Exercise requirements => Count every line in the data below where "color" occurs, then state that number and nothing more.

A run of records

= = = = =

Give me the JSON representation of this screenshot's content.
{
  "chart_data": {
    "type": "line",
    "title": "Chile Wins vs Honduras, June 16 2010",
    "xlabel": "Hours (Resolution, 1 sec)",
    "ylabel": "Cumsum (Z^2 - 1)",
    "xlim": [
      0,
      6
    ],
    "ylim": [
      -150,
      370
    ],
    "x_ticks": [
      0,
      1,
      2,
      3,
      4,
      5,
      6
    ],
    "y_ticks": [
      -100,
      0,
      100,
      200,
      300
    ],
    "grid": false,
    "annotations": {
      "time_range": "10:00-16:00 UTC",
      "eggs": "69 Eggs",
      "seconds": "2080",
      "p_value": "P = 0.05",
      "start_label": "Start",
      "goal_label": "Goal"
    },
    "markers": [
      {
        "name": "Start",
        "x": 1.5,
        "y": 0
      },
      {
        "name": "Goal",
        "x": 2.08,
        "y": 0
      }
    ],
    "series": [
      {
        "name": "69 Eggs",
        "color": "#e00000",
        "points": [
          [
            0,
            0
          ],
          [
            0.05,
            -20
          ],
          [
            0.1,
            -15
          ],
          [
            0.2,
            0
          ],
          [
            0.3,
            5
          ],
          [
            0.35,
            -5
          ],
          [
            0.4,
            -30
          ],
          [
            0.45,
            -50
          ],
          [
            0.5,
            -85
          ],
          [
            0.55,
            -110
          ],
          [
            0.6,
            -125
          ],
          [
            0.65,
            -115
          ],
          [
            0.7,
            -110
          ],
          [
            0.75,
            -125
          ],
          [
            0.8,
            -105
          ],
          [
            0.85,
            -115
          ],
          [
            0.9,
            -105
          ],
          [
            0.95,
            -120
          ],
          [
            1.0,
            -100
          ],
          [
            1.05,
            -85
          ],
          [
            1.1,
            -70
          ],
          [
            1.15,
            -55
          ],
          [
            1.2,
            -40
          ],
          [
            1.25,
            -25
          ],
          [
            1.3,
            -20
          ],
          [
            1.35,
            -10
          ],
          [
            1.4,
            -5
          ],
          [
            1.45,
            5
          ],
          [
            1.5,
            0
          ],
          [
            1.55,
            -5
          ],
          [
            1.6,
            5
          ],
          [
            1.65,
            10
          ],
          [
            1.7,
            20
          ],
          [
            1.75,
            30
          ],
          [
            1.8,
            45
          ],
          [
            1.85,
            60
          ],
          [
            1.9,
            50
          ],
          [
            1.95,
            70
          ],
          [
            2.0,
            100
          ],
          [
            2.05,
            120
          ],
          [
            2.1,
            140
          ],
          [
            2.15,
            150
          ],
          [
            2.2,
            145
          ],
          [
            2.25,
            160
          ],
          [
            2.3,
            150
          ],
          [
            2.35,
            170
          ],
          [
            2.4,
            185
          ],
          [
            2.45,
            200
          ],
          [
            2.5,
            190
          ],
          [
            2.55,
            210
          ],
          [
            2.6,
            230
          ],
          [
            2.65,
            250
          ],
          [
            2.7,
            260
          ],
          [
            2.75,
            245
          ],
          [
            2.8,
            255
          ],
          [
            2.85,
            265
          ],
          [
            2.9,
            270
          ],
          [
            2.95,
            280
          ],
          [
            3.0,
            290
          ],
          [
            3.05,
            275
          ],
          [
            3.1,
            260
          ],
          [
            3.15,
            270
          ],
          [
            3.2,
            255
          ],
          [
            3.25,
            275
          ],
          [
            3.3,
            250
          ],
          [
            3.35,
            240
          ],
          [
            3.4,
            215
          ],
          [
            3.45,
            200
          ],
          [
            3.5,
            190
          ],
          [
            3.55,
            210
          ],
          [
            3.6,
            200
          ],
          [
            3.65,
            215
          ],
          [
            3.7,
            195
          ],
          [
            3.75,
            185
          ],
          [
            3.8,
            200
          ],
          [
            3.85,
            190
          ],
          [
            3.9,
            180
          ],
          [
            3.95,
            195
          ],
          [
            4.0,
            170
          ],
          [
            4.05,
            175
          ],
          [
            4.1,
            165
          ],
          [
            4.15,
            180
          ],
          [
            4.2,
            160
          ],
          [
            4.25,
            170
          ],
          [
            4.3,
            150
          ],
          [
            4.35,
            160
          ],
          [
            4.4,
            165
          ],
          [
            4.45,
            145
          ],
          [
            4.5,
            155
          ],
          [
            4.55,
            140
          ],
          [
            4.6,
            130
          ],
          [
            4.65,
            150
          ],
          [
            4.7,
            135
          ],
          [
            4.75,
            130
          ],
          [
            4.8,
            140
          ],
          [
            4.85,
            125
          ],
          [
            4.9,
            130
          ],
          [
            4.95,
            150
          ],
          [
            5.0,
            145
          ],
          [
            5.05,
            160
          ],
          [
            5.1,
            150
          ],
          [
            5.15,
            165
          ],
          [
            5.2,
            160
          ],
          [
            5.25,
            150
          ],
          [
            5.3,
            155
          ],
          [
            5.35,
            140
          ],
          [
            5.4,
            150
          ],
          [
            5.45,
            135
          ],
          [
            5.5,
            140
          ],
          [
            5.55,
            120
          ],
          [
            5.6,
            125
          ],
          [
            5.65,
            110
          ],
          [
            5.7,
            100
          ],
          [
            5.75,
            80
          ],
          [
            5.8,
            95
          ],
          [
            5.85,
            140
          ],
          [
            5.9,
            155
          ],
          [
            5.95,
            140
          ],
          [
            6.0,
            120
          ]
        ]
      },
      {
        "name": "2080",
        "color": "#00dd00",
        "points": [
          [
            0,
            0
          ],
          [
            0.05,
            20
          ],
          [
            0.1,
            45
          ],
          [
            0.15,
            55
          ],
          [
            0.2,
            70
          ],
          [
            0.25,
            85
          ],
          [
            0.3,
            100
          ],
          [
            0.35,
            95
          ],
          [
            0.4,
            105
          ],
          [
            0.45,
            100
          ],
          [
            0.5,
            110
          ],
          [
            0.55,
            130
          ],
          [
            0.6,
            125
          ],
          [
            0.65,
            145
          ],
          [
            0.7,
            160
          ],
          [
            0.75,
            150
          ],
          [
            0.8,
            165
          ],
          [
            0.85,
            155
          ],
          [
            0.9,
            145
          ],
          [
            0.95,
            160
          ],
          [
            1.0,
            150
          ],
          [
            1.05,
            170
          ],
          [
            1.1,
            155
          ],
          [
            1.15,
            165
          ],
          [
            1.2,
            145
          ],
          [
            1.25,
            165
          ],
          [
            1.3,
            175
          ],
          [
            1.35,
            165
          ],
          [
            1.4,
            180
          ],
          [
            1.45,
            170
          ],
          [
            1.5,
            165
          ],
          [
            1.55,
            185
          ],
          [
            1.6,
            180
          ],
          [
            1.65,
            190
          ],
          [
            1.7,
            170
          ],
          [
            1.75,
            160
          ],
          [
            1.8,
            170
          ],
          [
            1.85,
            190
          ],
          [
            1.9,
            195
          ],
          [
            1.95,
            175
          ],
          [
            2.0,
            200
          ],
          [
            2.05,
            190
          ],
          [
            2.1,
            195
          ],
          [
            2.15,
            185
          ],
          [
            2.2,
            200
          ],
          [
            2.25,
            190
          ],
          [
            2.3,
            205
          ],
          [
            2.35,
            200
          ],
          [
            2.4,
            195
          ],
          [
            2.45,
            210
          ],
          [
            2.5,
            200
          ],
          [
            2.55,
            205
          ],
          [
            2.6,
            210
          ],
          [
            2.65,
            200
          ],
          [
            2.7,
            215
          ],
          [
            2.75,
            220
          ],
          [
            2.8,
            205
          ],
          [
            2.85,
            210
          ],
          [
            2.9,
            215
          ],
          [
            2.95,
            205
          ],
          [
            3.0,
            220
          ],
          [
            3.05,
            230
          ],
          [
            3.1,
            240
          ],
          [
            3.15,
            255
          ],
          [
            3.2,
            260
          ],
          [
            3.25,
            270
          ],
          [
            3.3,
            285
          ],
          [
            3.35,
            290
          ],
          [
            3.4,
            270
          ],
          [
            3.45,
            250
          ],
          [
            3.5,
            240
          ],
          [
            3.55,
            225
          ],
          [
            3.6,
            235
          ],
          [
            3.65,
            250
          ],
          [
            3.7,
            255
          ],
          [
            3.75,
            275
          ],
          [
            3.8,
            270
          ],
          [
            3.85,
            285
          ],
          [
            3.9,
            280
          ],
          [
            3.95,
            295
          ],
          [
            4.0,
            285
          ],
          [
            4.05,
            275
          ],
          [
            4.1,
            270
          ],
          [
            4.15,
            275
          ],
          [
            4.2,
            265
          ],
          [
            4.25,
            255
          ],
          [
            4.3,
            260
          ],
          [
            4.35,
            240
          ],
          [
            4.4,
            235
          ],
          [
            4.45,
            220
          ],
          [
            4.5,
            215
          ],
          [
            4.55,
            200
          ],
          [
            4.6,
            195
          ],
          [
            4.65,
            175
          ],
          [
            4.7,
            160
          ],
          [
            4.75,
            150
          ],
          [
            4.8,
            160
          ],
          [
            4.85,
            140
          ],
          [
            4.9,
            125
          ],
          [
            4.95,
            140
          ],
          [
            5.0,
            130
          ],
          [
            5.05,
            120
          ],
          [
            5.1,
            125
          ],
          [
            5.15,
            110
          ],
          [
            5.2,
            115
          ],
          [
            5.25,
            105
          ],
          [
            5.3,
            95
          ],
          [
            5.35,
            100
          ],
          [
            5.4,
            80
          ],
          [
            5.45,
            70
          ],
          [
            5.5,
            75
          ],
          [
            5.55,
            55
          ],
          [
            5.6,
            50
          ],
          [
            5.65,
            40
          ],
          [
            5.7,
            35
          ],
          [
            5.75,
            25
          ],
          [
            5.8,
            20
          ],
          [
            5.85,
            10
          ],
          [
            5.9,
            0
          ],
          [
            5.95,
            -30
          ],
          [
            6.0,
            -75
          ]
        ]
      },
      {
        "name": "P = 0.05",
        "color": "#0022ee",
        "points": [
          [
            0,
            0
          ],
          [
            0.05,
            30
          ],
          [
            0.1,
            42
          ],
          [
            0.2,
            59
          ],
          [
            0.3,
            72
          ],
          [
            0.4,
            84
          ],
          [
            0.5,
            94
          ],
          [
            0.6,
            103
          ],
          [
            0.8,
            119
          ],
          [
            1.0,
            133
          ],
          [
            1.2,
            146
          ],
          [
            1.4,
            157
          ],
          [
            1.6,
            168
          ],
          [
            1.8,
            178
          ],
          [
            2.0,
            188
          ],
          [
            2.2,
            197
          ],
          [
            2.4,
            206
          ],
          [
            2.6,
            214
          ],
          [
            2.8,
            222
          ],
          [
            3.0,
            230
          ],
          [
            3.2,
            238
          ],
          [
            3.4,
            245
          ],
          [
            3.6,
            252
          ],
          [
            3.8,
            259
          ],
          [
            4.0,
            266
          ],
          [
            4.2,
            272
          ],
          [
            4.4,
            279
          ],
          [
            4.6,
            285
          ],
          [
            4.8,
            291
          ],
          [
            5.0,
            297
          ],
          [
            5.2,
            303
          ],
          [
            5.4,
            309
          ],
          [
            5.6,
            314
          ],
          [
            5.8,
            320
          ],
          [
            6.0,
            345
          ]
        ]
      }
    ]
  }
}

= = = = =

Output of the task => 3